* _What needs to be done_:
Every line holding the word "text" counts once. Give the total, nothing more.

* _Extracted entries_:

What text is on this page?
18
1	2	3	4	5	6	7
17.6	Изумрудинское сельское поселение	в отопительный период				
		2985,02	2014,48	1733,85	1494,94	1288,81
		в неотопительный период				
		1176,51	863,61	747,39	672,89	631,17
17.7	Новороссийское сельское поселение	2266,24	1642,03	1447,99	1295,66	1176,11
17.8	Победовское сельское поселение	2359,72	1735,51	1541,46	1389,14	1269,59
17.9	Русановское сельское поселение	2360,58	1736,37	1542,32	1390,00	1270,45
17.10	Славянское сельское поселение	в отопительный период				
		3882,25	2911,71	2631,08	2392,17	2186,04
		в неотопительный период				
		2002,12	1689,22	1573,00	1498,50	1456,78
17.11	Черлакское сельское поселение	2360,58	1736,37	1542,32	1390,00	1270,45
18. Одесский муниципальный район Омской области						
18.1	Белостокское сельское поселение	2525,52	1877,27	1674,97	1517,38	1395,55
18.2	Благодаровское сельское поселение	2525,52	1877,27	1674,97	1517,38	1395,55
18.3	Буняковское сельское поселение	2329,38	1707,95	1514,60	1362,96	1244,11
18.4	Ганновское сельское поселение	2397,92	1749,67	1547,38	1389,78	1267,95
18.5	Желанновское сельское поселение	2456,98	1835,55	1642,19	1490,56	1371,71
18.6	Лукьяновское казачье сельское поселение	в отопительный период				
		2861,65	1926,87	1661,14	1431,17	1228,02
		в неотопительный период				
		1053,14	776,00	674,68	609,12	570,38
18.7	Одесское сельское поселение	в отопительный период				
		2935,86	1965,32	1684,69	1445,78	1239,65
...
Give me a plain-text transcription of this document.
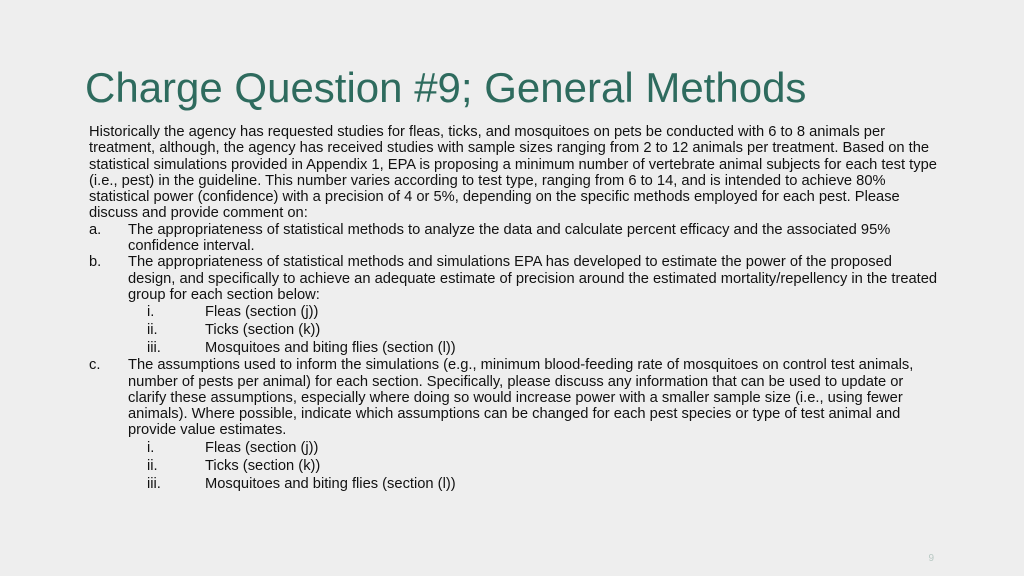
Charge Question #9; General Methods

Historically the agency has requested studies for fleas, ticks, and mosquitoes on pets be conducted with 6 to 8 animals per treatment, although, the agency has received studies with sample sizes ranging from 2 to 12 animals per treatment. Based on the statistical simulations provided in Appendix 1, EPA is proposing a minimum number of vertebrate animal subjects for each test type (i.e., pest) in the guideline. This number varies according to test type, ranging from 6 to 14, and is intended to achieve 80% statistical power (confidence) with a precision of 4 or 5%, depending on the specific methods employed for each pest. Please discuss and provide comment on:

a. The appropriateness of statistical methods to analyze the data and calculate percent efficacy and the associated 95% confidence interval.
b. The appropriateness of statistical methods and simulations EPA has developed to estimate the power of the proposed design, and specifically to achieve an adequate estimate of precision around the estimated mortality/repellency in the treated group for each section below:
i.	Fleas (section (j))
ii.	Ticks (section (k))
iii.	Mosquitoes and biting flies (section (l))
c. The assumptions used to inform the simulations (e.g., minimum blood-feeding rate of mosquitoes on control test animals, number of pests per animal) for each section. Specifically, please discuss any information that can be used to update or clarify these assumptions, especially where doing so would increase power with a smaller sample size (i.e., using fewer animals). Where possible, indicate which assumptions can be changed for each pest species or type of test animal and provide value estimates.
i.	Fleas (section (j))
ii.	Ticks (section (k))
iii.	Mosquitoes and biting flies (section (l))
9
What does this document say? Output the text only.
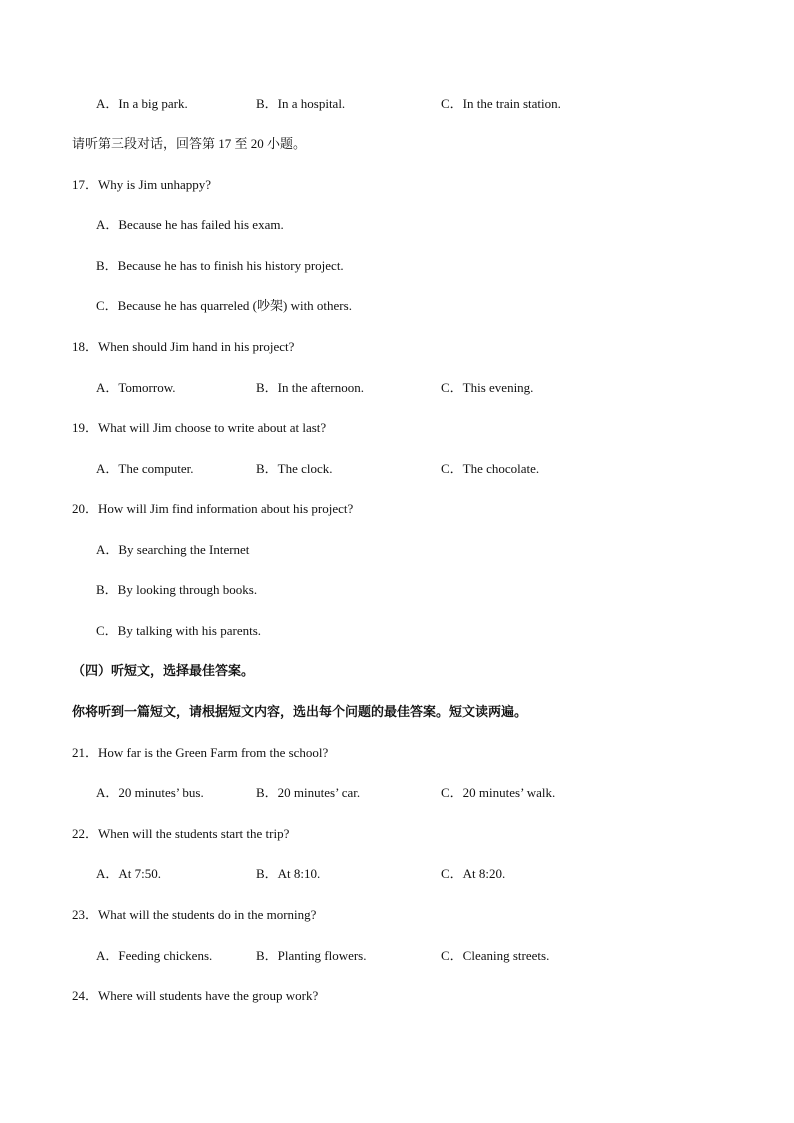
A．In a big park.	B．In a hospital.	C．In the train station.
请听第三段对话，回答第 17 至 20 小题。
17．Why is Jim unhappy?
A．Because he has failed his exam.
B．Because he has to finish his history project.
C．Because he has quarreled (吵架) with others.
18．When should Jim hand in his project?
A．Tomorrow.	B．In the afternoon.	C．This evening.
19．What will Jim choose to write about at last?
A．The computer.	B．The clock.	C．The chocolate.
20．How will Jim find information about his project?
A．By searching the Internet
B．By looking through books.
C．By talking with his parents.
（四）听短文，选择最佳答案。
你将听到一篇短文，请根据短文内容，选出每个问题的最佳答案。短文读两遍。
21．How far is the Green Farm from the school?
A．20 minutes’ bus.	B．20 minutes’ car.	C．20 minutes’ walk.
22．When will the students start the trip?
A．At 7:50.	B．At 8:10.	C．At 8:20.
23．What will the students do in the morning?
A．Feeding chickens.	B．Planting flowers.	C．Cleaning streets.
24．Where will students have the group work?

* _Solution below_:
3